▶ Working data:

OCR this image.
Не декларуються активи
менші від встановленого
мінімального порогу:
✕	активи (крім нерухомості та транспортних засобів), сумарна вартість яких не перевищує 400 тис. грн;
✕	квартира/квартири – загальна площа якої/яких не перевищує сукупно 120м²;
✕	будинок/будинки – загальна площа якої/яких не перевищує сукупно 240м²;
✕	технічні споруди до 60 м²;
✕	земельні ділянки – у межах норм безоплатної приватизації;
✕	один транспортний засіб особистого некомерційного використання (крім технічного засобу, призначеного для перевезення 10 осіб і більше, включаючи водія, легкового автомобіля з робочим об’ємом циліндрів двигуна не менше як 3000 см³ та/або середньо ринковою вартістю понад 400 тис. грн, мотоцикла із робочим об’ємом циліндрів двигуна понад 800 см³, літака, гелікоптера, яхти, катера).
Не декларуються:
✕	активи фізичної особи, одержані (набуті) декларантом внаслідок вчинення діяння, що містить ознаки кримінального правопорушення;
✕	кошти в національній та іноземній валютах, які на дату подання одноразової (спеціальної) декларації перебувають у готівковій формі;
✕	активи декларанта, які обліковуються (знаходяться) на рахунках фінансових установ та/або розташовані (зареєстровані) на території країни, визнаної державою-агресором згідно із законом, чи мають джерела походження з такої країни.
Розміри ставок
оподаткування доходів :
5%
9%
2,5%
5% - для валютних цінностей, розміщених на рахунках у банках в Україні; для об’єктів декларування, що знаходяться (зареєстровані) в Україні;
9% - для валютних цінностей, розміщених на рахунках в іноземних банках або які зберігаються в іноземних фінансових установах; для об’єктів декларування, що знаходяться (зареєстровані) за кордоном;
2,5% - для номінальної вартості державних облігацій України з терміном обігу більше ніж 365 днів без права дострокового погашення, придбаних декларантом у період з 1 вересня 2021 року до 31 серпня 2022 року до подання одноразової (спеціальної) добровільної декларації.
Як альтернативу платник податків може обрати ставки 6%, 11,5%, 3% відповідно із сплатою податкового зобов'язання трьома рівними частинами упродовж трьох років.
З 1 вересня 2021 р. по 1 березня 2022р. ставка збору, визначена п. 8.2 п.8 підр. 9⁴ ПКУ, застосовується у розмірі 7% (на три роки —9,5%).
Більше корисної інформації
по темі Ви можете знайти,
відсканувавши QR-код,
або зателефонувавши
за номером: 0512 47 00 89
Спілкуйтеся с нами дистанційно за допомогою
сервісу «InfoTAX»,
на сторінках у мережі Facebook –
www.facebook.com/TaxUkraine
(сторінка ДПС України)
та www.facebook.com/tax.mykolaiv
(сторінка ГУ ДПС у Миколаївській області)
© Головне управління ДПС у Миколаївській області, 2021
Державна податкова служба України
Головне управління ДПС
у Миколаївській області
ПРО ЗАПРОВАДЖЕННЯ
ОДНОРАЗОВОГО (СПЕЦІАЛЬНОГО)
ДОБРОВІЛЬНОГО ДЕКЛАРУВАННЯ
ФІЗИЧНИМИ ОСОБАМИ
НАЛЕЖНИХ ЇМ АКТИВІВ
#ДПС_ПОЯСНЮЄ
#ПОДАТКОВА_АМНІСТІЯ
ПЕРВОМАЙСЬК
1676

▶ What is needed: Quote each line of the data above exactly as written.

▶ Correct response:
OCR this image.
Не декларуються активи
менші від встановленого
мінімального порогу:
✕	активи (крім нерухомості та транспортних засобів), сумарна вартість яких не перевищує 400 тис. грн;
✕	квартира/квартири – загальна площа якої/яких не перевищує сукупно 120м²;
✕	будинок/будинки – загальна площа якої/яких не перевищує сукупно 240м²;
✕	технічні споруди до 60 м²;
✕	земельні ділянки – у межах норм безоплатної приватизації;
✕	один транспортний засіб особистого некомерційного використання (крім технічного засобу, призначеного для перевезення 10 осіб і більше, включаючи водія, легкового автомобіля з робочим об’ємом циліндрів двигуна не менше як 3000 см³ та/або середньо ринковою вартістю понад 400 тис. грн, мотоцикла із робочим об’ємом циліндрів двигуна понад 800 см³, літака, гелікоптера, яхти, катера).
Не декларуються:
✕	активи фізичної особи, одержані (набуті) декларантом внаслідок вчинення діяння, що містить ознаки кримінального правопорушення;
✕	кошти в національній та іноземній валютах, які на дату подання одноразової (спеціальної) декларації перебувають у готівковій формі;
✕	активи декларанта, які обліковуються (знаходяться) на рахунках фінансових установ та/або розташовані (зареєстровані) на території країни, визнаної державою-агресором згідно із законом, чи мають джерела походження з такої країни.
Розміри ставок
оподаткування доходів :
5%
9%
2,5%
5% - для валютних цінностей, розміщених на рахунках у банках в Україні; для об’єктів декларування, що знаходяться (зареєстровані) в Україні;
9% - для валютних цінностей, розміщених на рахунках в іноземних банках або які зберігаються в іноземних фінансових установах; для об’єктів декларування, що знаходяться (зареєстровані) за кордоном;
2,5% - для номінальної вартості державних облігацій України з терміном обігу більше ніж 365 днів без права дострокового погашення, придбаних декларантом у період з 1 вересня 2021 року до 31 серпня 2022 року до подання одноразової (спеціальної) добровільної декларації.
Як альтернативу платник податків може обрати ставки 6%, 11,5%, 3% відповідно із сплатою податкового зобов'язання трьома рівними частинами упродовж трьох років.
З 1 вересня 2021 р. по 1 березня 2022р. ставка збору, визначена п. 8.2 п.8 підр. 9⁴ ПКУ, застосовується у розмірі 7% (на три роки —9,5%).
Більше корисної інформації
по темі Ви можете знайти,
відсканувавши QR-код,
або зателефонувавши
за номером: 0512 47 00 89
Спілкуйтеся с нами дистанційно за допомогою
сервісу «InfoTAX»,
на сторінках у мережі Facebook –
www.facebook.com/TaxUkraine
(сторінка ДПС України)
та www.facebook.com/tax.mykolaiv
(сторінка ГУ ДПС у Миколаївській області)
© Головне управління ДПС у Миколаївській області, 2021
Державна податкова служба України
Головне управління ДПС
у Миколаївській області
ПРО ЗАПРОВАДЖЕННЯ
ОДНОРАЗОВОГО (СПЕЦІАЛЬНОГО)
ДОБРОВІЛЬНОГО ДЕКЛАРУВАННЯ
ФІЗИЧНИМИ ОСОБАМИ
НАЛЕЖНИХ ЇМ АКТИВІВ
#ДПС_ПОЯСНЮЄ
#ПОДАТКОВА_АМНІСТІЯ
ПЕРВОМАЙСЬК
1676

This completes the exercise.